#### DOCUMENT PASSAGE:
>>>
Side by side with this pathological development his inborn self-consciousness increased apace, turning more and more to megalomania, and impelling the weak-willed monarch to those extraordinary displays of magnificence which can still be admired to-day in the castles built or altered by him, such as Berg on the Starnberger See, Linderhof, Herrenchiemsee, Hohenschwangau, Neuschwanstein, &c., which are among the most splendid buildings in Germany. It is characteristic of the extravagance of the king’s ideas that he adopted as his model the style of Louis XIV. and fell into the habit of imitating the Roi Soleil. He no longer stayed for any length of time in one castle. Often he scoured the country in wild nocturnal rides, and madness gained upon him apace. His mania for buying things and making presents was comparatively harmless, but more serious matters were the wild extravagance which in 1880 involved him in financial ruin, his fits of destructive rage, and the tendency to the most cruel forms of abnormal vice. None the less, at the time when the king’s mental weakness was increasing, his character still retained lovable traits—his simple sense of beauty, his kindliness, and his highly developed understanding of art and artistic crafts. Louis’s love of beauty also brought material profit to Bavaria.
<<<
#### WORK INSTRUCTION A:
List every castle the passage on King Louis names as built or altered by him.
#### WORK INSTRUCTION B:
Carry on the passage about King Louis of Bavaria from its final sentence.

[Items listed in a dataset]
>>>
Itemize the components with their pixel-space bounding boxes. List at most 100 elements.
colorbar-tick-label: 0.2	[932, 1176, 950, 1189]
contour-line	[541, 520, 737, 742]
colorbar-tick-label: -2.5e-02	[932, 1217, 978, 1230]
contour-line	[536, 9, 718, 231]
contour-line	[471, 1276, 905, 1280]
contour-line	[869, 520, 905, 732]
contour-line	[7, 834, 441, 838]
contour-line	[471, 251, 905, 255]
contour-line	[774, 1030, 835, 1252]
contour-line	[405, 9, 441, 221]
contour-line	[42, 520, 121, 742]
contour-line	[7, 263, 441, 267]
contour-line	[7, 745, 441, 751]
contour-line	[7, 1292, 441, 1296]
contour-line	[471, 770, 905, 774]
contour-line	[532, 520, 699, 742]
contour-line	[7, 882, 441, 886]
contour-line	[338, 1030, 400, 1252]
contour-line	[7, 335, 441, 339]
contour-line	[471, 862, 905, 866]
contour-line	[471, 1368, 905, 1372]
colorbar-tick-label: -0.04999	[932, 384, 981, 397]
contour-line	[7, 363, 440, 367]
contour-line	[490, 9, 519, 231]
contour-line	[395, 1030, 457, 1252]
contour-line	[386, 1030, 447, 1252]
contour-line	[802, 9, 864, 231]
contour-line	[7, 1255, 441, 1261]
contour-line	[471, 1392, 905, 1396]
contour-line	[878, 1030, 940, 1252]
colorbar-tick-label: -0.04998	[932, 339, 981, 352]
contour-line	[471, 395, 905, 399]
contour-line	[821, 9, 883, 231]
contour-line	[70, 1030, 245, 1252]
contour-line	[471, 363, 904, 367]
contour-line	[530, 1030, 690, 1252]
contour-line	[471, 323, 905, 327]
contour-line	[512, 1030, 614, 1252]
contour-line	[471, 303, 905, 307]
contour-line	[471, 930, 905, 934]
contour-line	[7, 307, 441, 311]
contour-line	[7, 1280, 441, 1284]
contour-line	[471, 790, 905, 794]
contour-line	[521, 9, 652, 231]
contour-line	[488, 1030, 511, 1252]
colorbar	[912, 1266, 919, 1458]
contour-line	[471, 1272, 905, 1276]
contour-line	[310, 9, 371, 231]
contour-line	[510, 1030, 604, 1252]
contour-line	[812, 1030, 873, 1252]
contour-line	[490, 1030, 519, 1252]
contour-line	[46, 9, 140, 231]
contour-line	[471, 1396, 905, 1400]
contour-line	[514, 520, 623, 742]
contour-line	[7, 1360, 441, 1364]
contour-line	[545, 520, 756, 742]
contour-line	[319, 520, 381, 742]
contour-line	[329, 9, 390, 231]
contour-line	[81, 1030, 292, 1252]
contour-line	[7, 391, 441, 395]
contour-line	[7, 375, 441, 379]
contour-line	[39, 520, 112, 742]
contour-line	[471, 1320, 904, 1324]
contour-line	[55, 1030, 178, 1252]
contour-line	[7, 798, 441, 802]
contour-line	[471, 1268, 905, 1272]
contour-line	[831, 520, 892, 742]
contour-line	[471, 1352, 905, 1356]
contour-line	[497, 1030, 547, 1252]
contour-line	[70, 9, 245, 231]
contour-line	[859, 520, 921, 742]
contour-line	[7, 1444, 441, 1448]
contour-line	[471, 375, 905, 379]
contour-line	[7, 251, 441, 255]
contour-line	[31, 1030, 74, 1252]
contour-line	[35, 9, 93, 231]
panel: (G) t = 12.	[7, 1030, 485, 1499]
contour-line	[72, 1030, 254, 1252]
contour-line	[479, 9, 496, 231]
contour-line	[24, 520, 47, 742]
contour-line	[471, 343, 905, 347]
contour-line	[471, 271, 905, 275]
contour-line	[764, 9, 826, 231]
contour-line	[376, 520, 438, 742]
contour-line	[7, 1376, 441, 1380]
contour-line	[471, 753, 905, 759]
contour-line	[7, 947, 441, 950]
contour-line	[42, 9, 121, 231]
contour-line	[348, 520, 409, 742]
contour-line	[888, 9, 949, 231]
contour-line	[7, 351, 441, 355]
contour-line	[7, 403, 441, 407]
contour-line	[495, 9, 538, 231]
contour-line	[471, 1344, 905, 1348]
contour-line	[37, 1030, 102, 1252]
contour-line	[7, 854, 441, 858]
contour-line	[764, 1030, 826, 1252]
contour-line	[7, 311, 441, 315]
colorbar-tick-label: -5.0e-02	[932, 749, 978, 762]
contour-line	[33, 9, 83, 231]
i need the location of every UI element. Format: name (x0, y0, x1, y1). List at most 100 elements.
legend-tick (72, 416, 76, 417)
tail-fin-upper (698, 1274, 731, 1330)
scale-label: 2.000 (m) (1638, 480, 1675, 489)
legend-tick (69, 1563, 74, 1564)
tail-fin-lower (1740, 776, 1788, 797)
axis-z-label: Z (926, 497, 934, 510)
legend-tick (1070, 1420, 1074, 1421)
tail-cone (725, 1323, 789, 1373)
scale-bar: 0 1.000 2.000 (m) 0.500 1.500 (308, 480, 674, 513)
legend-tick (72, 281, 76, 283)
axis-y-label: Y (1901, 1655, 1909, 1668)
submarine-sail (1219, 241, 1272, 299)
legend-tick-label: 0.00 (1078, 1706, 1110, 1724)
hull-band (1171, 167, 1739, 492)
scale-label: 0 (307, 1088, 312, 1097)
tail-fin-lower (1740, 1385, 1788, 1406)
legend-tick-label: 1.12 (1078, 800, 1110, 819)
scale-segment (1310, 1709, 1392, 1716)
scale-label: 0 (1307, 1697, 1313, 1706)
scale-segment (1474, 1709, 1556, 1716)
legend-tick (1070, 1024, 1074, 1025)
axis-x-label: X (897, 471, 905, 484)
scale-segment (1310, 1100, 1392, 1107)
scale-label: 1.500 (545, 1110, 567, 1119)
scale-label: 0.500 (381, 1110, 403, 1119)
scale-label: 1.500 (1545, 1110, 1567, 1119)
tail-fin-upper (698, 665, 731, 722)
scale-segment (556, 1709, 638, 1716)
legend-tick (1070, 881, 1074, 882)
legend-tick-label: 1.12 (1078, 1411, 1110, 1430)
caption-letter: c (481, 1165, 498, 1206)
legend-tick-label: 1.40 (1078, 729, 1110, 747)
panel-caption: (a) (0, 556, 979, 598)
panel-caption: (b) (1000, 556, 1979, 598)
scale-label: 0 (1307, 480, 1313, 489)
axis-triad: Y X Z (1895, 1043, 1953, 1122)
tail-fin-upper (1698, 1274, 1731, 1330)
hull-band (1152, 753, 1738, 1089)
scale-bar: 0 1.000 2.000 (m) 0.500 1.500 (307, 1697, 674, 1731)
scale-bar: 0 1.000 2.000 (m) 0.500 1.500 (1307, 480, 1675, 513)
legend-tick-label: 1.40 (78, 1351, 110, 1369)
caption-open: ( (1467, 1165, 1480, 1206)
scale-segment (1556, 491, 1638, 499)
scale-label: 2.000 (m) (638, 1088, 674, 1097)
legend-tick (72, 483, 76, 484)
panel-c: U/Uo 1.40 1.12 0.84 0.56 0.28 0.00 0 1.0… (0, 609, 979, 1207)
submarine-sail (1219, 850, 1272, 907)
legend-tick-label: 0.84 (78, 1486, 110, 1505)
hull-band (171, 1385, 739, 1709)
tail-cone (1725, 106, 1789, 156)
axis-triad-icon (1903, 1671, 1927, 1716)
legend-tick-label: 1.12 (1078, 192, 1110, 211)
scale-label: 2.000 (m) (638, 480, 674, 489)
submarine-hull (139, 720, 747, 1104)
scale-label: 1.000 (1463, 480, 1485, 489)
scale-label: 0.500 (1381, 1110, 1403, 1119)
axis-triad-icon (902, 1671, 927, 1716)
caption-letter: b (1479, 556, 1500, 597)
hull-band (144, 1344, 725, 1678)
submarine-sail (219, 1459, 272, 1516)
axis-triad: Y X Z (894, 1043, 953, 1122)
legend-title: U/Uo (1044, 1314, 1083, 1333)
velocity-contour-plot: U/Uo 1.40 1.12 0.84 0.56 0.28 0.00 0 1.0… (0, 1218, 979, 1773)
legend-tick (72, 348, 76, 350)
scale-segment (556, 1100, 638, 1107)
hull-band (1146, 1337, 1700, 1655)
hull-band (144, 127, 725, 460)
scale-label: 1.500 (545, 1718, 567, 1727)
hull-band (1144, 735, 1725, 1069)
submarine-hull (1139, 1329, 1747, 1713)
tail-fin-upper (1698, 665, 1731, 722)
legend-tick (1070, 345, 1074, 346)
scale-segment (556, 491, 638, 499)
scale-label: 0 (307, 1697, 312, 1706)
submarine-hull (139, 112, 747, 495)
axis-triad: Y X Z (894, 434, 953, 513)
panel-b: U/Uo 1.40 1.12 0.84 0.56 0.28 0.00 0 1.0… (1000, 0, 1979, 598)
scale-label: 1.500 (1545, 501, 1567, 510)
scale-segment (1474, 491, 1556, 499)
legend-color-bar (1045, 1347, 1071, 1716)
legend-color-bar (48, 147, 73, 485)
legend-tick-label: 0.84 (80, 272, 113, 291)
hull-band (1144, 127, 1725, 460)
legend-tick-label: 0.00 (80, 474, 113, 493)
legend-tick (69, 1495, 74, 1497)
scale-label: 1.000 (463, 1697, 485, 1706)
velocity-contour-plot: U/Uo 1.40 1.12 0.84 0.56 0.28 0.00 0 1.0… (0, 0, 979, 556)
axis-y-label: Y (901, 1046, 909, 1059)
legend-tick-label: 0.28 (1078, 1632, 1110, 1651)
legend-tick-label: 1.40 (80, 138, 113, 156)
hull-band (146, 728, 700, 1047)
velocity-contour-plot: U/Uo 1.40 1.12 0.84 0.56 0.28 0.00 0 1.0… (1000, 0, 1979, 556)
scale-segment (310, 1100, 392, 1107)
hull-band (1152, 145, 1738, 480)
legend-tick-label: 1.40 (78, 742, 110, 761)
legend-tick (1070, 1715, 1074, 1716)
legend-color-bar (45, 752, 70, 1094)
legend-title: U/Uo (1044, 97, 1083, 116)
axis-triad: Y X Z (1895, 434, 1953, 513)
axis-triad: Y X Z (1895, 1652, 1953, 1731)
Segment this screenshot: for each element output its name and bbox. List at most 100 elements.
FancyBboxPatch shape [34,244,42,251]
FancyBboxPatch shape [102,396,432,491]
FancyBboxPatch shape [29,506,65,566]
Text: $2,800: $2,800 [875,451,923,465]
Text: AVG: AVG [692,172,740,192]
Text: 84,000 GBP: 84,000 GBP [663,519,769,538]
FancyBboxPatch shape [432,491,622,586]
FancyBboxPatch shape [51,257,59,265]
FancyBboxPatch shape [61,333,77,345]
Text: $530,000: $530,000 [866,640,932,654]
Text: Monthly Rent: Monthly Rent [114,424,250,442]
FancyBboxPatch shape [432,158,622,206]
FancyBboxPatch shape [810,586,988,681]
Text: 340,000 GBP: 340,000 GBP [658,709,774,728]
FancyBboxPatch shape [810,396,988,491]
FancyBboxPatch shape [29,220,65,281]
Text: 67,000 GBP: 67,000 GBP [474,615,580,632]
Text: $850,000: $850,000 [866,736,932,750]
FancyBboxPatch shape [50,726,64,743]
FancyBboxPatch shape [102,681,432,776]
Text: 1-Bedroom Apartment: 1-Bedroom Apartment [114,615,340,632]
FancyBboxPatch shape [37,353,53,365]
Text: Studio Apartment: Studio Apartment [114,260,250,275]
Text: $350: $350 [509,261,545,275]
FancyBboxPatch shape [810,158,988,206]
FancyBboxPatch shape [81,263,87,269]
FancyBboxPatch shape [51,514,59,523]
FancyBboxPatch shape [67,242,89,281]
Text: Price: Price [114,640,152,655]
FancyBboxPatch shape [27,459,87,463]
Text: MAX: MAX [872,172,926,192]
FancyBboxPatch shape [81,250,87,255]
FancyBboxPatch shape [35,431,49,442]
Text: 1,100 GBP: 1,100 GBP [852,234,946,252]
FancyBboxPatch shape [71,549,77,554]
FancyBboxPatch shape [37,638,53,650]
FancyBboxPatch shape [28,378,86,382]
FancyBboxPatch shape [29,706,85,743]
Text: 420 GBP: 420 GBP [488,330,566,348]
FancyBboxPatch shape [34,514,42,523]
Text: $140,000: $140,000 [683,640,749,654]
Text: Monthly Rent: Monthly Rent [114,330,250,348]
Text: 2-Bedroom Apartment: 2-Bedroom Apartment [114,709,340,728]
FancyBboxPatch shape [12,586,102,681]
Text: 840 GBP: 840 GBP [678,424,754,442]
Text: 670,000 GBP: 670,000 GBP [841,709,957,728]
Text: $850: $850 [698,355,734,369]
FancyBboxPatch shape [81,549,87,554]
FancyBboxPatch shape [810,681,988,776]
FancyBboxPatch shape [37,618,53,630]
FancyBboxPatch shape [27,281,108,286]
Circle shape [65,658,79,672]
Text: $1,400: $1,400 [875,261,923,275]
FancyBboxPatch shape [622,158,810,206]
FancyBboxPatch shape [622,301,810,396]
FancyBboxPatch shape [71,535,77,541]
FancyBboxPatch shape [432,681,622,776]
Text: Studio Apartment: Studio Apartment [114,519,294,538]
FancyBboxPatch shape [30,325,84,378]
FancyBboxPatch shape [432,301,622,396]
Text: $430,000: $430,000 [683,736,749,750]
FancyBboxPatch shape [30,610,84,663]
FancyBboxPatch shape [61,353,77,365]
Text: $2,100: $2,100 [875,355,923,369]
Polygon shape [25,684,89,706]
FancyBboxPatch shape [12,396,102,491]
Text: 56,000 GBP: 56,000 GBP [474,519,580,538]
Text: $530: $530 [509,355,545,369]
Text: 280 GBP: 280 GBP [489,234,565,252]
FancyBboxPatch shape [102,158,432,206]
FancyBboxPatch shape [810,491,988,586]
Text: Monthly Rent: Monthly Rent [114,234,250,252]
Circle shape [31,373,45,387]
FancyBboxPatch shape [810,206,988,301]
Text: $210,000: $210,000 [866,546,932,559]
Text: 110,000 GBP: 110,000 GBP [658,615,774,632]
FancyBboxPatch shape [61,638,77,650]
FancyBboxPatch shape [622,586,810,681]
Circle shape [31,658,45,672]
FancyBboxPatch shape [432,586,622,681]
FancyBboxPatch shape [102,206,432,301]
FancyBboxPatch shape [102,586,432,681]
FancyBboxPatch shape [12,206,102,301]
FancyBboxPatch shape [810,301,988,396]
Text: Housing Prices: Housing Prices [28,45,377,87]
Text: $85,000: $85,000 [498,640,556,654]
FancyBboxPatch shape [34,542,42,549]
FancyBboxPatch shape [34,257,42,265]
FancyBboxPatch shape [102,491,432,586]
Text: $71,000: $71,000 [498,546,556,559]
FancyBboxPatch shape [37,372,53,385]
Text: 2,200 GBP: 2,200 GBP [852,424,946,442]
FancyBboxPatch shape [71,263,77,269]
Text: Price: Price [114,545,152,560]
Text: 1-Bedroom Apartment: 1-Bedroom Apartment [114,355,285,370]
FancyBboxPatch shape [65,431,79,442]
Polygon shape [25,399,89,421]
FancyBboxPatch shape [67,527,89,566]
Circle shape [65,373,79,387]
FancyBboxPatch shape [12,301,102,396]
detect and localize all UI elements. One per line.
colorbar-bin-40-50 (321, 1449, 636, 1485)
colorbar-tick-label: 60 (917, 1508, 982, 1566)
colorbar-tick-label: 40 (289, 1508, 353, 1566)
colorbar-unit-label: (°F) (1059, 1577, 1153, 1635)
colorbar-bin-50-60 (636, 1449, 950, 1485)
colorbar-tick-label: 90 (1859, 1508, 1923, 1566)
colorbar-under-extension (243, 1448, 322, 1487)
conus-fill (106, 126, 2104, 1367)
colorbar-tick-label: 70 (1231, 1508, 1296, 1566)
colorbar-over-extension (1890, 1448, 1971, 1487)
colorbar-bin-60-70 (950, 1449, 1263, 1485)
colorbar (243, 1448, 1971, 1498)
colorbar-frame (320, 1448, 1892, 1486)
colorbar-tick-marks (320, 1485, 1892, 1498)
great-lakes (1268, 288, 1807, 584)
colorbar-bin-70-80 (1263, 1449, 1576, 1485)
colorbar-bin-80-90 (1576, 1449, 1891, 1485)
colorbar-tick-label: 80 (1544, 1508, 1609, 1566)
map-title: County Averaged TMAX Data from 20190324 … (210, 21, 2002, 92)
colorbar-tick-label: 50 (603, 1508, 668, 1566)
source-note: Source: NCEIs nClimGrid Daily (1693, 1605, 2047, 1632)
<<<
#### WRITTEN RESPONSE A:
Berg on the Starnberger See, Linderhof, Herrenchiemsee, Hohenschwangau, Neuschwanstein

#### WRITTEN RESPONSE B:
But the financial and political dangers which arose from the king’s way of life were so great that interference became necessary. On the 8th of June 1886 medical opinion declared him to be affected with chronic and incurable madness and he was pronounced incapable of governing. On the 10th of June his uncle, Prince Luitpold, assumed the regency, and after violent resistance the late king was placed under the charge of a mental specialist. On the 13th of June 1886 he met with his death by drowning in the Starnberger See, together with his doctor von Gudden, who had unwisely gone for a walk alone with his patient, whose physical strength was enormous. The details of his death will never be fully known, as the only possible eye-witness died with him. An examination of the brain revealed a condition of incurable insanity, and the faculty submitted a report giving the terrible details of his malady. Louis’s brother Otto, who succeeded him as king of Bavaria, was also incurably insane.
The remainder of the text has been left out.